== THE INPUT

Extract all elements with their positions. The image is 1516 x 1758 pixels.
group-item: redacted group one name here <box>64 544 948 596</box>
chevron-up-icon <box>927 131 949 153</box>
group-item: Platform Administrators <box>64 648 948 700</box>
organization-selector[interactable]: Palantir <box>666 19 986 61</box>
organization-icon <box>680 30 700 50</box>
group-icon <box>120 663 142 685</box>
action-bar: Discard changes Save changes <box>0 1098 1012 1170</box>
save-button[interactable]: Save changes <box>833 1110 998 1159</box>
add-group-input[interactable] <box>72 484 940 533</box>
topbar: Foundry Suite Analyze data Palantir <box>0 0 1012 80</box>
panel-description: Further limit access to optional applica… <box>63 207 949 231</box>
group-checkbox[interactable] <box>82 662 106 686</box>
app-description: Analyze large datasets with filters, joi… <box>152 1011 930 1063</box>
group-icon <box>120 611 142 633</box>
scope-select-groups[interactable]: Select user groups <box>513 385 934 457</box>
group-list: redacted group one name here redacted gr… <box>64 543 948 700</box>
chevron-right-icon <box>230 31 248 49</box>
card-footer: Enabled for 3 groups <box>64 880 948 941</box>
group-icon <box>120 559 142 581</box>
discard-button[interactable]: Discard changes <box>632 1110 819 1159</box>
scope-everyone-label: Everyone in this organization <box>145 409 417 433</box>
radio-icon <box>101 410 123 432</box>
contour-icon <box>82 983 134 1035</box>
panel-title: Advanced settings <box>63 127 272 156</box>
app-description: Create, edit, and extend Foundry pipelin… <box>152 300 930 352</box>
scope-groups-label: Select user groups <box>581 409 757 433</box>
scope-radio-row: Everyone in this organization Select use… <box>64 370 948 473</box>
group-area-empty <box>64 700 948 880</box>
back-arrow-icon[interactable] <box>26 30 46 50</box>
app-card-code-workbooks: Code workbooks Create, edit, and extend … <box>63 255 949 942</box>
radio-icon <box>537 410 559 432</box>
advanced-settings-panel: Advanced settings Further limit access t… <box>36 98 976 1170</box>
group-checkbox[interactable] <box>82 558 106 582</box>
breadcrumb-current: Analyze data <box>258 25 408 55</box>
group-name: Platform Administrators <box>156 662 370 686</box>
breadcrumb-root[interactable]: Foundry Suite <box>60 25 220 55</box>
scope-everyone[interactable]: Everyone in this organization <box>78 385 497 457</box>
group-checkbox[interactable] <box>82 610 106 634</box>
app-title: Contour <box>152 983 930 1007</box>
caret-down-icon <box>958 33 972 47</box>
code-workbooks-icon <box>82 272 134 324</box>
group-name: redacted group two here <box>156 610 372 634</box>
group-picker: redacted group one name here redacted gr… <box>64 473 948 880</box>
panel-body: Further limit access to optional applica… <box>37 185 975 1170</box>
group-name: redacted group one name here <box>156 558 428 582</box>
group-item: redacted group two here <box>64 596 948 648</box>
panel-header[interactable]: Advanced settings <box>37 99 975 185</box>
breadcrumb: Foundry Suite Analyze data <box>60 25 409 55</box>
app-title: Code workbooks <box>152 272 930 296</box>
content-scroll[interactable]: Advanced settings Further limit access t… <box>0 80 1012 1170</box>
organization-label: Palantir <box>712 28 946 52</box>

====

Extract every line of the items that contains the string "Palantir", treating the match as case-sensitive.

organization-selector[interactable]: Palantir <box>666 19 986 61</box>
topbar: Foundry Suite Analyze data Palantir <box>0 0 1012 80</box>
organization-label: Palantir <box>712 28 946 52</box>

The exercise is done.